Data supplied
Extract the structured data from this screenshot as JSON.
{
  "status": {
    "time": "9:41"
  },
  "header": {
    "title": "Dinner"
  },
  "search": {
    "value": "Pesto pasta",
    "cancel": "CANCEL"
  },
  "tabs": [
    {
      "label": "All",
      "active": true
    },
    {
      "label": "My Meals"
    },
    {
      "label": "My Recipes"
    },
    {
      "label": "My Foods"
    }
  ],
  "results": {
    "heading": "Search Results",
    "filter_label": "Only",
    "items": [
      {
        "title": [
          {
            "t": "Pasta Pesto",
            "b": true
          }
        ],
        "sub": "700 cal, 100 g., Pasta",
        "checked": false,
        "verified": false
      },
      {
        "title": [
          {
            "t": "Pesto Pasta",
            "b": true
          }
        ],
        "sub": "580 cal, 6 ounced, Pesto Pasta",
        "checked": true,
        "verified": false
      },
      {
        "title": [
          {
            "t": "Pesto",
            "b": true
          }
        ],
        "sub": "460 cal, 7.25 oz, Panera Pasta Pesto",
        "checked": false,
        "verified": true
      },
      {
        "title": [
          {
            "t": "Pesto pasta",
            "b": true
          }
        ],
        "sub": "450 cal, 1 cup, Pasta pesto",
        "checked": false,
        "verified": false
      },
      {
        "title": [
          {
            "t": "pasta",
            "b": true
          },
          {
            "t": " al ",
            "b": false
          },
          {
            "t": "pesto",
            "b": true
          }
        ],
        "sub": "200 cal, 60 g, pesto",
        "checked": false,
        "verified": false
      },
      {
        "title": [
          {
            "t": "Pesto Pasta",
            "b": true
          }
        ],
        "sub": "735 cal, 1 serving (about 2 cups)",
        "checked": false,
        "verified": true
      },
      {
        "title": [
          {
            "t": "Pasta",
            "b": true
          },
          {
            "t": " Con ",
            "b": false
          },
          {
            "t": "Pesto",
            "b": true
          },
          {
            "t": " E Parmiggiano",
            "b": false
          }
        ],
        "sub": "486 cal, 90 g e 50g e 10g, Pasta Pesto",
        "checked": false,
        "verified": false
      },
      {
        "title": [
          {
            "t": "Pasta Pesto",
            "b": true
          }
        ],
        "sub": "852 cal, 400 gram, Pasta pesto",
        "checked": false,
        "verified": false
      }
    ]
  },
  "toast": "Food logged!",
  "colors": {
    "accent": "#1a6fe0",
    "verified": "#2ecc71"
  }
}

Brief
Write out the complete set of records exactly as given.

Output of the task
Extract the structured data from this screenshot as JSON.
{
  "status": {
    "time": "9:41"
  },
  "header": {
    "title": "Dinner"
  },
  "search": {
    "value": "Pesto pasta",
    "cancel": "CANCEL"
  },
  "tabs": [
    {
      "label": "All",
      "active": true
    },
    {
      "label": "My Meals"
    },
    {
      "label": "My Recipes"
    },
    {
      "label": "My Foods"
    }
  ],
  "results": {
    "heading": "Search Results",
    "filter_label": "Only",
    "items": [
      {
        "title": [
          {
            "t": "Pasta Pesto",
            "b": true
          }
        ],
        "sub": "700 cal, 100 g., Pasta",
        "checked": false,
        "verified": false
      },
      {
        "title": [
          {
            "t": "Pesto Pasta",
            "b": true
          }
        ],
        "sub": "580 cal, 6 ounced, Pesto Pasta",
        "checked": true,
        "verified": false
      },
      {
        "title": [
          {
            "t": "Pesto",
            "b": true
          }
        ],
        "sub": "460 cal, 7.25 oz, Panera Pasta Pesto",
        "checked": false,
        "verified": true
      },
      {
        "title": [
          {
            "t": "Pesto pasta",
            "b": true
          }
        ],
        "sub": "450 cal, 1 cup, Pasta pesto",
        "checked": false,
        "verified": false
      },
      {
        "title": [
          {
            "t": "pasta",
            "b": true
          },
          {
            "t": " al ",
            "b": false
          },
          {
            "t": "pesto",
            "b": true
          }
        ],
        "sub": "200 cal, 60 g, pesto",
        "checked": false,
        "verified": false
      },
      {
        "title": [
          {
            "t": "Pesto Pasta",
            "b": true
          }
        ],
        "sub": "735 cal, 1 serving (about 2 cups)",
        "checked": false,
        "verified": true
      },
      {
        "title": [
          {
            "t": "Pasta",
            "b": true
          },
          {
            "t": " Con ",
            "b": false
          },
          {
            "t": "Pesto",
            "b": true
          },
          {
            "t": " E Parmiggiano",
            "b": false
          }
        ],
        "sub": "486 cal, 90 g e 50g e 10g, Pasta Pesto",
        "checked": false,
        "verified": false
      },
      {
        "title": [
          {
            "t": "Pasta Pesto",
            "b": true
          }
        ],
        "sub": "852 cal, 400 gram, Pasta pesto",
        "checked": false,
        "verified": false
      }
    ]
  },
  "toast": "Food logged!",
  "colors": {
    "accent": "#1a6fe0",
    "verified": "#2ecc71"
  }
}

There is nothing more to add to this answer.